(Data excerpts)
========================

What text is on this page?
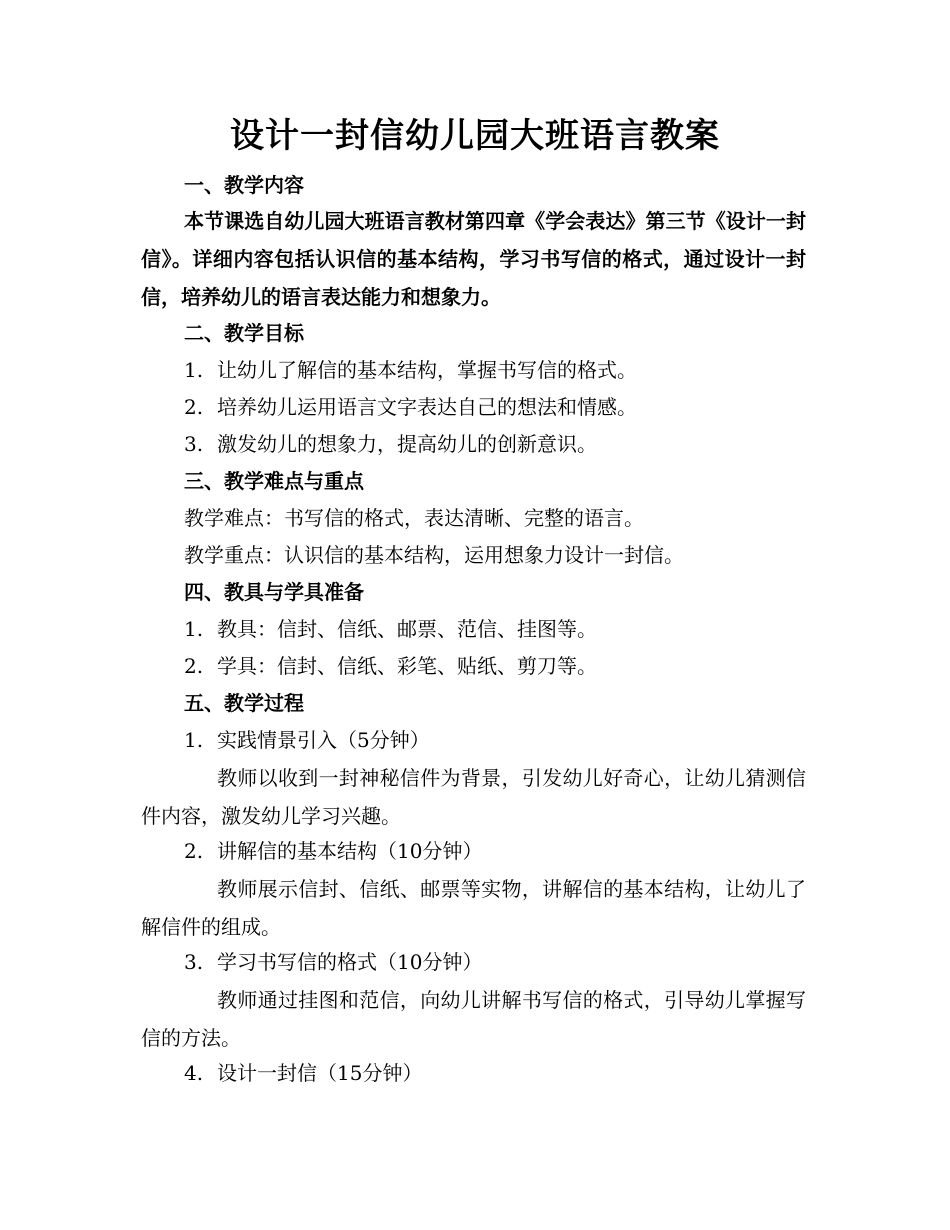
设计一封信幼儿园大班语言教案
一、教学内容
本节课选自幼儿园大班语言教材第四章《学会表达》第三节《设计一封信》。详细内容包括认识信的基本结构，学习书写信的格式，通过设计一封信，培养幼儿的语言表达能力和想象力。
二、教学目标
1. 让幼儿了解信的基本结构，掌握书写信的格式。
2. 培养幼儿运用语言文字表达自己的想法和情感。
3. 激发幼儿的想象力，提高幼儿的创新意识。
三、教学难点与重点
教学难点：书写信的格式，表达清晰、完整的语言。
教学重点：认识信的基本结构，运用想象力设计一封信。
四、教具与学具准备
1. 教具：信封、信纸、邮票、范信、挂图等。
2. 学具：信封、信纸、彩笔、贴纸、剪刀等。
五、教学过程
1. 实践情景引入（5分钟）
教师以收到一封神秘信件为背景，引发幼儿好奇心，让幼儿猜测信件内容，激发幼儿学习兴趣。
2. 讲解信的基本结构（10分钟）
教师展示信封、信纸、邮票等实物，讲解信的基本结构，让幼儿了解信件的组成。
3. 学习书写信的格式（10分钟）
教师通过挂图和范信，向幼儿讲解书写信的格式，引导幼儿掌握写信的方法。
4. 设计一封信（15分钟）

========================

- _Request_:
Without the pictures, print the whole listing exactly as given.

- _Response_:
What text is on this page?
设计一封信幼儿园大班语言教案
一、教学内容
本节课选自幼儿园大班语言教材第四章《学会表达》第三节《设计一封信》。详细内容包括认识信的基本结构，学习书写信的格式，通过设计一封信，培养幼儿的语言表达能力和想象力。
二、教学目标
1. 让幼儿了解信的基本结构，掌握书写信的格式。
2. 培养幼儿运用语言文字表达自己的想法和情感。
3. 激发幼儿的想象力，提高幼儿的创新意识。
三、教学难点与重点
教学难点：书写信的格式，表达清晰、完整的语言。
教学重点：认识信的基本结构，运用想象力设计一封信。
四、教具与学具准备
1. 教具：信封、信纸、邮票、范信、挂图等。
2. 学具：信封、信纸、彩笔、贴纸、剪刀等。
五、教学过程
1. 实践情景引入（5分钟）
教师以收到一封神秘信件为背景，引发幼儿好奇心，让幼儿猜测信件内容，激发幼儿学习兴趣。
2. 讲解信的基本结构（10分钟）
教师展示信封、信纸、邮票等实物，讲解信的基本结构，让幼儿了解信件的组成。
3. 学习书写信的格式（10分钟）
教师通过挂图和范信，向幼儿讲解书写信的格式，引导幼儿掌握写信的方法。
4. 设计一封信（15分钟）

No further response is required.